Dataset rows:
:::
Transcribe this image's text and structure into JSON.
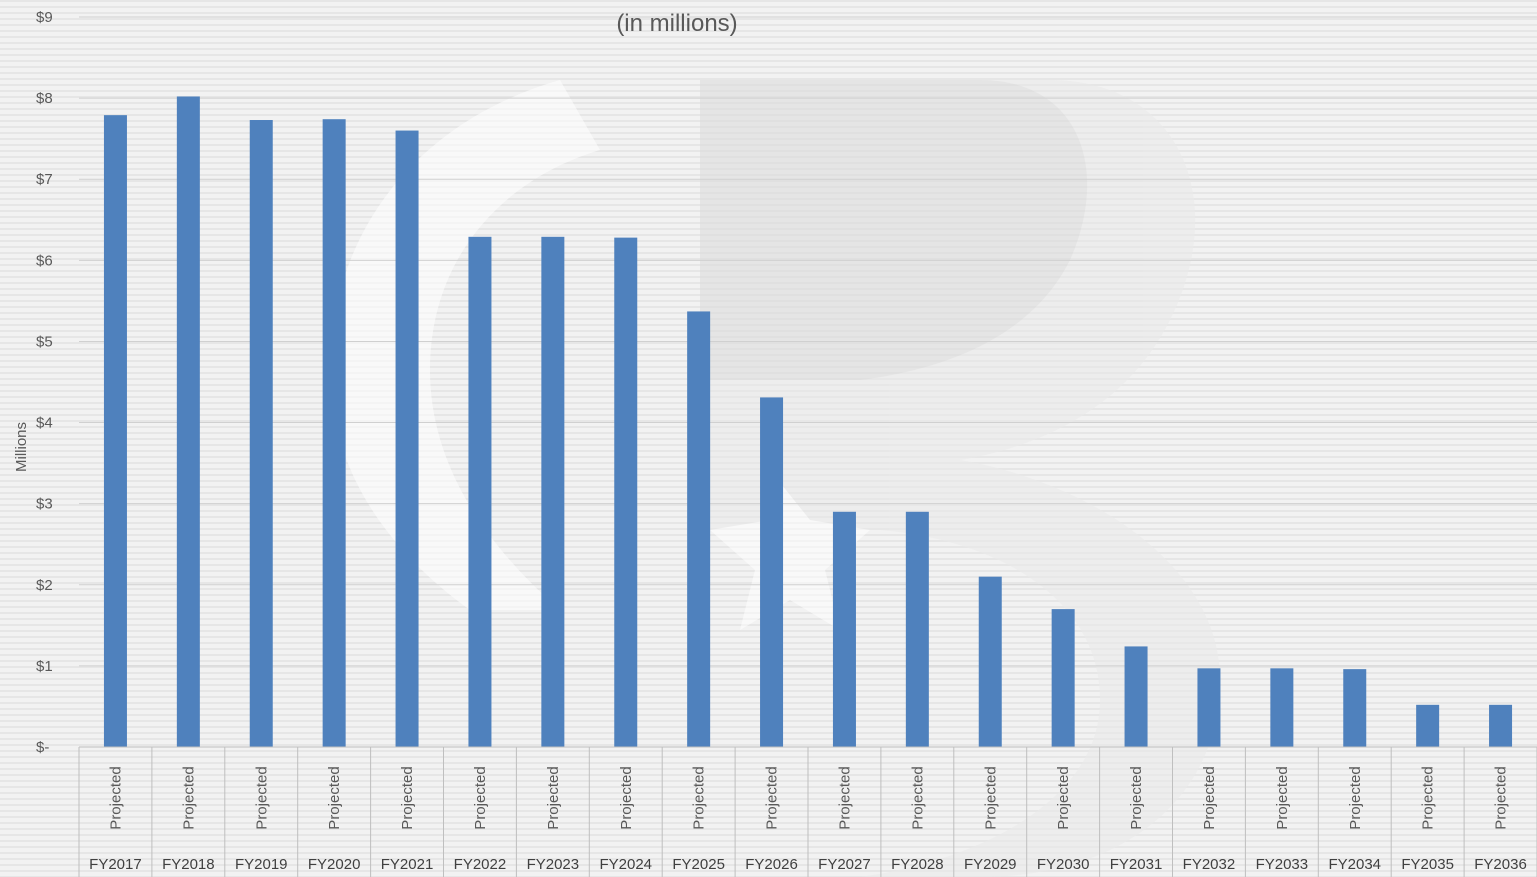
{
  "chart_data": {
    "type": "bar",
    "title": "(in millions)",
    "ylabel": "Millions",
    "xlabel": "",
    "ylim": [
      0,
      9
    ],
    "yticks": [
      {
        "value": 0,
        "label": "$-"
      },
      {
        "value": 1,
        "label": "$1"
      },
      {
        "value": 2,
        "label": "$2"
      },
      {
        "value": 3,
        "label": "$3"
      },
      {
        "value": 4,
        "label": "$4"
      },
      {
        "value": 5,
        "label": "$5"
      },
      {
        "value": 6,
        "label": "$6"
      },
      {
        "value": 7,
        "label": "$7"
      },
      {
        "value": 8,
        "label": "$8"
      },
      {
        "value": 9,
        "label": "$9"
      }
    ],
    "grid": true,
    "legend": "none",
    "bar_color": "#4f81bd",
    "categories": [
      "FY2017",
      "FY2018",
      "FY2019",
      "FY2020",
      "FY2021",
      "FY2022",
      "FY2023",
      "FY2024",
      "FY2025",
      "FY2026",
      "FY2027",
      "FY2028",
      "FY2029",
      "FY2030",
      "FY2031",
      "FY2032",
      "FY2033",
      "FY2034",
      "FY2035",
      "FY2036"
    ],
    "subcategories": [
      "Projected",
      "Projected",
      "Projected",
      "Projected",
      "Projected",
      "Projected",
      "Projected",
      "Projected",
      "Projected",
      "Projected",
      "Projected",
      "Projected",
      "Projected",
      "Projected",
      "Projected",
      "Projected",
      "Projected",
      "Projected",
      "Projected",
      "Projected"
    ],
    "values": [
      7.79,
      8.02,
      7.73,
      7.74,
      7.6,
      6.29,
      6.29,
      6.28,
      5.37,
      4.31,
      2.9,
      2.9,
      2.1,
      1.7,
      1.24,
      0.97,
      0.97,
      0.96,
      0.52,
      0.52
    ]
  }
}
:::
DIRECTIONS FOR THIS TASK:
Transcribe the listing in full. Omit the pictures and keep every line exact.

TASK ANSWER:
Transcribe this image's text and structure into JSON.
{
  "chart_data": {
    "type": "bar",
    "title": "(in millions)",
    "ylabel": "Millions",
    "xlabel": "",
    "ylim": [
      0,
      9
    ],
    "yticks": [
      {
        "value": 0,
        "label": "$-"
      },
      {
        "value": 1,
        "label": "$1"
      },
      {
        "value": 2,
        "label": "$2"
      },
      {
        "value": 3,
        "label": "$3"
      },
      {
        "value": 4,
        "label": "$4"
      },
      {
        "value": 5,
        "label": "$5"
      },
      {
        "value": 6,
        "label": "$6"
      },
      {
        "value": 7,
        "label": "$7"
      },
      {
        "value": 8,
        "label": "$8"
      },
      {
        "value": 9,
        "label": "$9"
      }
    ],
    "grid": true,
    "legend": "none",
    "bar_color": "#4f81bd",
    "categories": [
      "FY2017",
      "FY2018",
      "FY2019",
      "FY2020",
      "FY2021",
      "FY2022",
      "FY2023",
      "FY2024",
      "FY2025",
      "FY2026",
      "FY2027",
      "FY2028",
      "FY2029",
      "FY2030",
      "FY2031",
      "FY2032",
      "FY2033",
      "FY2034",
      "FY2035",
      "FY2036"
    ],
    "subcategories": [
      "Projected",
      "Projected",
      "Projected",
      "Projected",
      "Projected",
      "Projected",
      "Projected",
      "Projected",
      "Projected",
      "Projected",
      "Projected",
      "Projected",
      "Projected",
      "Projected",
      "Projected",
      "Projected",
      "Projected",
      "Projected",
      "Projected",
      "Projected"
    ],
    "values": [
      7.79,
      8.02,
      7.73,
      7.74,
      7.6,
      6.29,
      6.29,
      6.28,
      5.37,
      4.31,
      2.9,
      2.9,
      2.1,
      1.7,
      1.24,
      0.97,
      0.97,
      0.96,
      0.52,
      0.52
    ]
  }
}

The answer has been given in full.